Task brief => In the data below, find every line with the string "συνθήκες" and pull it out.

Supplied records =>

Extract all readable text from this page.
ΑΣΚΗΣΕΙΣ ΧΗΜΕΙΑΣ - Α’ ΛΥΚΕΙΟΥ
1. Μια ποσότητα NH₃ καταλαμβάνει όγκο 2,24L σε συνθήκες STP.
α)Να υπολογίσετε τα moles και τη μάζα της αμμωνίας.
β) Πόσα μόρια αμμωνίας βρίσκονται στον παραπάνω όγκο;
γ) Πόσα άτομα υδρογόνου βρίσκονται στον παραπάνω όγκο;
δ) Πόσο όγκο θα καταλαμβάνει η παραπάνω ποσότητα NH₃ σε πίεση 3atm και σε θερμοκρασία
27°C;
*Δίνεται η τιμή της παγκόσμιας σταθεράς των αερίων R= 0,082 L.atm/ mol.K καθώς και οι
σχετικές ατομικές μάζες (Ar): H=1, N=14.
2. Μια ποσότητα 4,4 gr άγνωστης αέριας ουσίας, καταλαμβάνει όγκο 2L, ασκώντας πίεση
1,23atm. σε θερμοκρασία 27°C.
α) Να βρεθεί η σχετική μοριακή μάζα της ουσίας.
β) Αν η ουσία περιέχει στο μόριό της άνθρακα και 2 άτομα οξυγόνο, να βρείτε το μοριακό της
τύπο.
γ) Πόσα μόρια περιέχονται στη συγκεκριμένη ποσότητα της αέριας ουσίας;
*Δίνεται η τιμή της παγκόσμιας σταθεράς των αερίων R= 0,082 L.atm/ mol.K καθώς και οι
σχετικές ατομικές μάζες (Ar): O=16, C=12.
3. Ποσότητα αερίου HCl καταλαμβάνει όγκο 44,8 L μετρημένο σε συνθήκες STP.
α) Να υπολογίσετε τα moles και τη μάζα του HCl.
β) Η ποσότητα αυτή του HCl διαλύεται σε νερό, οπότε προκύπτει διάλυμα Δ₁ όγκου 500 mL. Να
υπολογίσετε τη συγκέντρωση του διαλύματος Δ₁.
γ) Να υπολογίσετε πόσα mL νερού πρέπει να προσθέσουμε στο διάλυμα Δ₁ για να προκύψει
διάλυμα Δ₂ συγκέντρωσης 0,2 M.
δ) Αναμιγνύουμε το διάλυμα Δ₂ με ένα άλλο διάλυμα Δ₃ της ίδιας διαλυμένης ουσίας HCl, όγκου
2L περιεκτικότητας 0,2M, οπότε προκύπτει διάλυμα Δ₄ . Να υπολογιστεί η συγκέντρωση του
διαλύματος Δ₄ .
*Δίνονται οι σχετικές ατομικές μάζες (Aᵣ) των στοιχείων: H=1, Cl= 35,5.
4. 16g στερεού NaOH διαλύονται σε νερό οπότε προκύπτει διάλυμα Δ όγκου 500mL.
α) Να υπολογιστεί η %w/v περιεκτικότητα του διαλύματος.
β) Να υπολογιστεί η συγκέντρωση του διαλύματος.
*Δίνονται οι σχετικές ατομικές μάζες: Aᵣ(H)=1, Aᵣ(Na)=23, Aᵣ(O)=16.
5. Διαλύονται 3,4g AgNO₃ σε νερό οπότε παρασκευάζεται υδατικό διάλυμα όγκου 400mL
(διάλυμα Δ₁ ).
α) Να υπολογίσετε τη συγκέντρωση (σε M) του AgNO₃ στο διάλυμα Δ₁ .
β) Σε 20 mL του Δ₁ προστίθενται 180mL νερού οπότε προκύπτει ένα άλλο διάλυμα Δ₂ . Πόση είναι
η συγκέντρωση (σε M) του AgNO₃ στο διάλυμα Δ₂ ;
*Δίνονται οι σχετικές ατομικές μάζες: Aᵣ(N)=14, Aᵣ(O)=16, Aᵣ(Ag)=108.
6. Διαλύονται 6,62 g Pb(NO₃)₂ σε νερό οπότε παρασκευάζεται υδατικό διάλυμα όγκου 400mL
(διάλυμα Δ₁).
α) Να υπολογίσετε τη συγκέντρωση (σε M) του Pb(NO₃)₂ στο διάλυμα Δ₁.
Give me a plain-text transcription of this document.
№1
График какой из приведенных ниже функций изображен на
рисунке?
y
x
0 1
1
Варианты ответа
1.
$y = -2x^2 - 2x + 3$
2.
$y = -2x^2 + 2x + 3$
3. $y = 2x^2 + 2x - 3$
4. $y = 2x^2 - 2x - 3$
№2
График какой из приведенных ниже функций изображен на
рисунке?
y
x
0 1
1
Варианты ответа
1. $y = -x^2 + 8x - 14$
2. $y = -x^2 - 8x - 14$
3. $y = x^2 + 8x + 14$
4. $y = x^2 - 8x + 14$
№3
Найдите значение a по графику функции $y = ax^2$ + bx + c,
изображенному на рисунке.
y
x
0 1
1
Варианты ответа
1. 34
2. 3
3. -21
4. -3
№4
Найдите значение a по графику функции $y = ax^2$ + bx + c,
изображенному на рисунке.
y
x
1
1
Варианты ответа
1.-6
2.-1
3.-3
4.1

Result of this exercise =>
1. Μια ποσότητα NH₃ καταλαμβάνει όγκο 2,24L σε συνθήκες STP.
3. Ποσότητα αερίου HCl καταλαμβάνει όγκο 44,8 L μετρημένο σε συνθήκες STP.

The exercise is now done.